■ WHAT YOU ARE ASKED TO DO ■
Below, find each line holding "قوله" and state how many there are, using the number alone.

[Collected data entries]

** begin **

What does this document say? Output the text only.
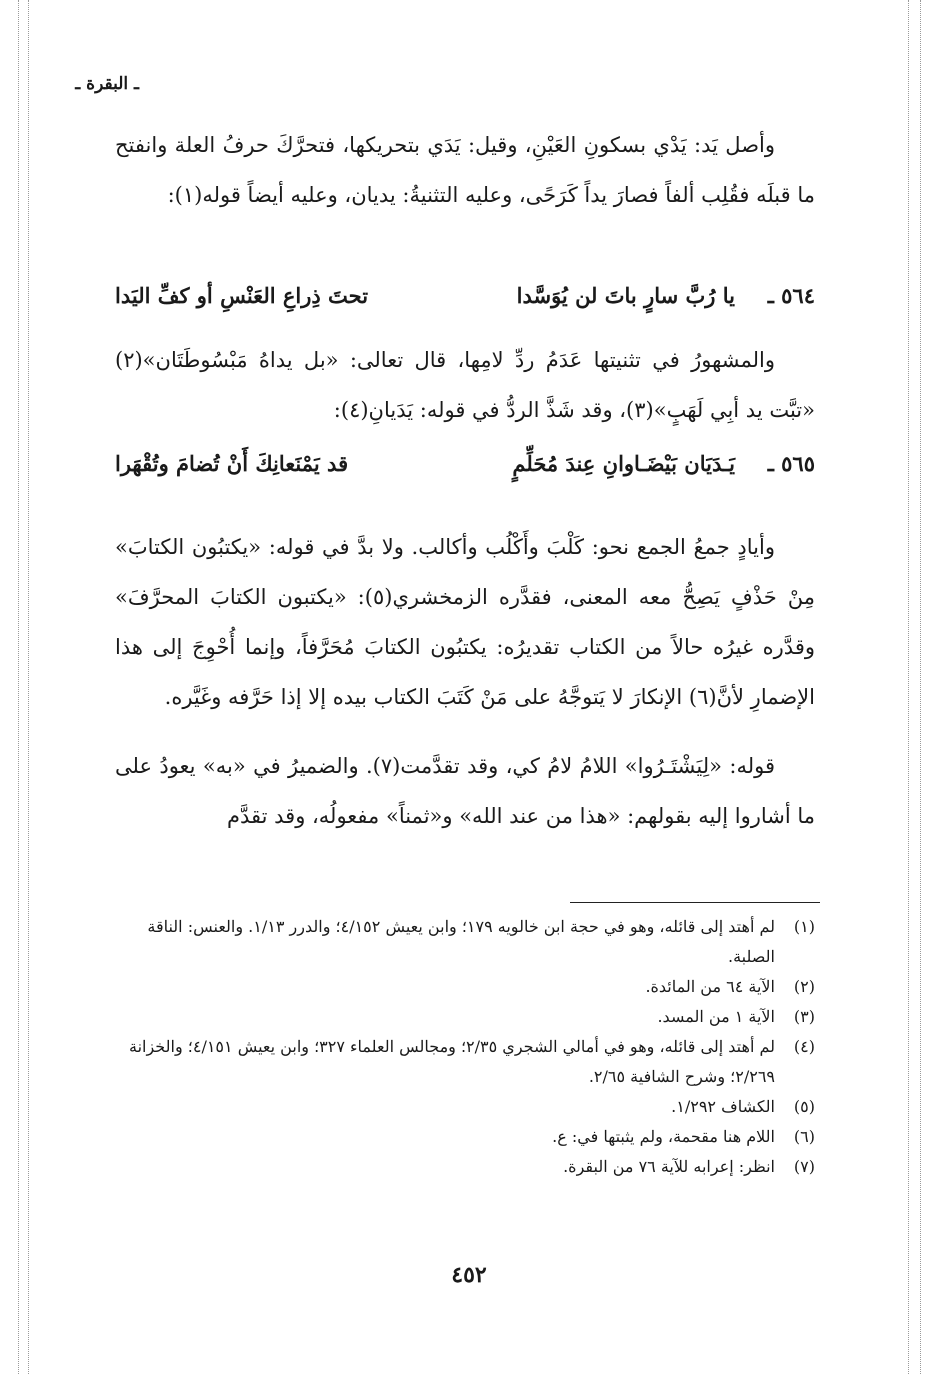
ـ البقرة ـ

وأصل يَد: يَدْي بسكونِ العَيْنِ، وقيل: يَدَي بتحريكها، فتحرَّكَ حرفُ العلة وانفتح ما قبلَه فقُلِب ألفاً فصارَ يداً كَرَحًى، وعليه التثنيةُ: يديان، وعليه أيضاً قوله(١):

٥٦٤ ـ
يا رُبَّ سارٍ باتَ لن يُوَسَّدا
تحتَ ذِراعِ العَنْسِ أو كفِّ اليَدا

والمشهورُ في تثنيتها عَدَمُ ردِّ لامِها، قال تعالى: «بل يداهُ مَبْسُوطَتَان»(٢) «تبَّت يد أبِي لَهَبٍ»(٣)، وقد شَذَّ الردُّ في قوله: يَدَيانِ(٤):

٥٦٥ ـ
يَـدَيَان بَيْضَـاوانِ عِندَ مُحَلِّمٍ
قد يَمْنَعانِكَ أَنْ تُضامَ وتُقْهَرا

وأيادٍ جمعُ الجمع نحو: كَلْبَ وأَكْلُب وأكالب. ولا بدَّ في قوله: «يكتبُون الكتابَ» مِنْ حَذْفٍ يَصِحُّ معه المعنى، فقدَّره الزمخشري(٥): «يكتبون الكتابَ المحرَّفَ» وقدَّره غيرُه حالاً من الكتاب تقديرُه: يكتبُون الكتابَ مُحَرَّفاً، وإنما أُحْوِجَ إلى هذا الإضمارِ لأنَّ(٦) الإنكارَ لا يَتوجَّهُ على مَنْ كَتَبَ الكتاب بيده إلا إذا حَرَّفه وغَيَّره.

قوله: «لِيَشْتَـرُوا» اللامُ لامُ كي، وقد تقدَّمت(٧). والضميرُ في «به» يعودُ على ما أشاروا إليه بقولهم: «هذا من عند الله» و«ثمناً» مفعولُه، وقد تقدَّم

(١)
لم أهتد إلى قائله، وهو في حجة ابن خالويه ١٧٩؛ وابن يعيش ٤/١٥٢؛ والدرر ١/١٣. والعنس: الناقة الصلبة.

(٢)
الآية ٦٤ من المائدة.

(٣)
الآية ١ من المسد.

(٤)
لم أهتد إلى قائله، وهو في أمالي الشجري ٢/٣٥؛ ومجالس العلماء ٣٢٧؛ وابن يعيش ٤/١٥١؛ والخزانة ٢/٢٦٩؛ وشرح الشافية ٢/٦٥.

(٥)
الكشاف ١/٢٩٢.

(٦)
اللام هنا مقحمة، ولم يثبتها في: ع.

(٧)
انظر: إعرابه للآية ٧٦ من البقرة.

٤٥٢
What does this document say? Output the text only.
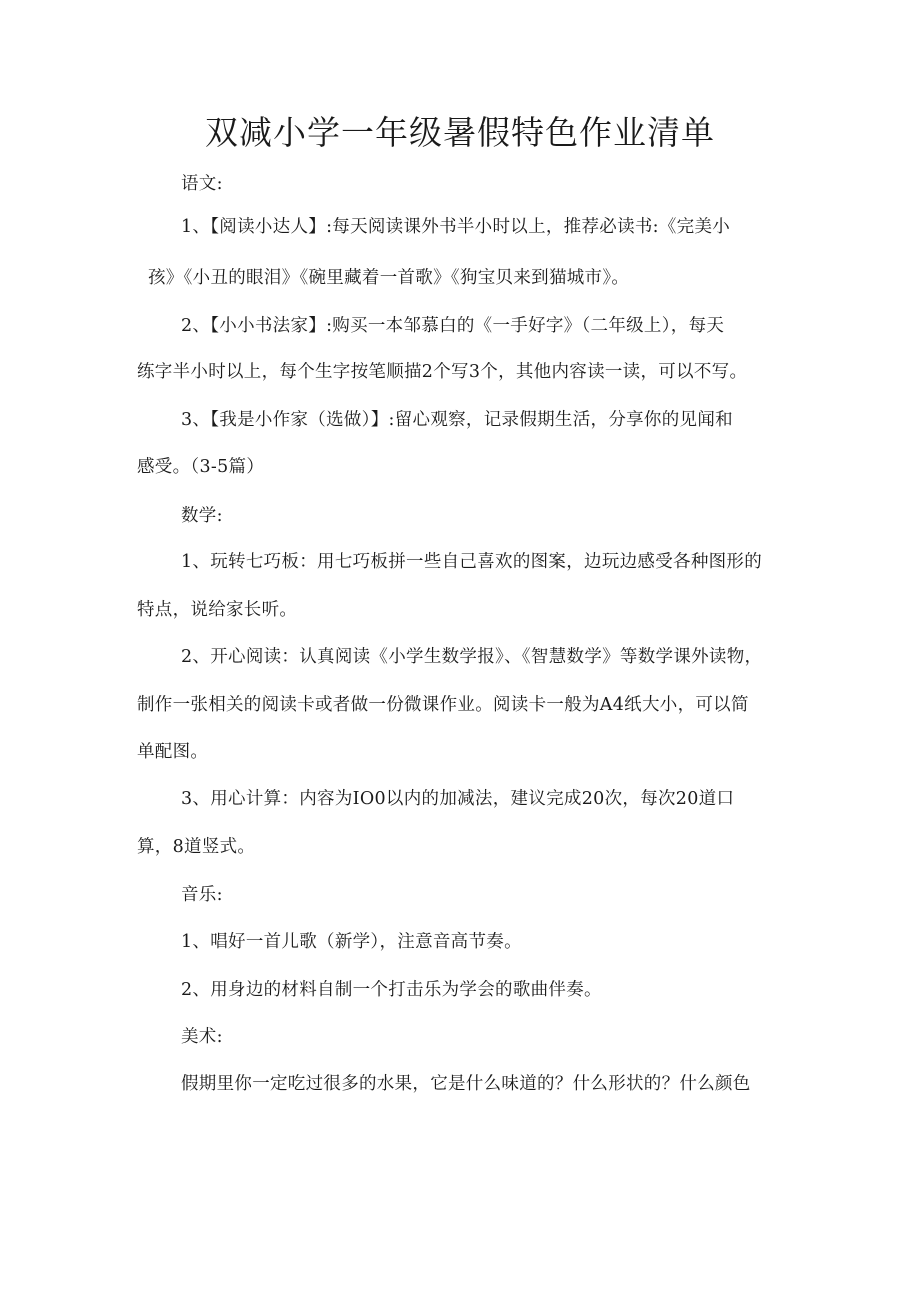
双减小学一年级暑假特色作业清单
语文:
1、【阅读小达人】:每天阅读课外书半小时以上，推荐必读书:《完美小
孩》《小丑的眼泪》《碗里藏着一首歌》《狗宝贝来到猫城市》。
2、【小小书法家】:购买一本邹慕白的《一手好字》（二年级上），每天
练字半小时以上，每个生字按笔顺描2个写3个，其他内容读一读，可以不写。
3、【我是小作家（选做）】:留心观察，记录假期生活，分享你的见闻和
感受。（3-5篇）
数学:
1、玩转七巧板：用七巧板拼一些自己喜欢的图案，边玩边感受各种图形的
特点，说给家长听。
2、开心阅读：认真阅读《小学生数学报》、《智慧数学》等数学课外读物，
制作一张相关的阅读卡或者做一份微课作业。阅读卡一般为A4纸大小，可以简
单配图。
3、用心计算：内容为IO0以内的加减法，建议完成20次，每次20道口
算，8道竖式。
音乐:
1、唱好一首儿歌（新学），注意音高节奏。
2、用身边的材料自制一个打击乐为学会的歌曲伴奏。
美术:
假期里你一定吃过很多的水果，它是什么味道的？什么形状的？什么颜色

** end **

■ ANSWER TO THE PROBLEM ■
4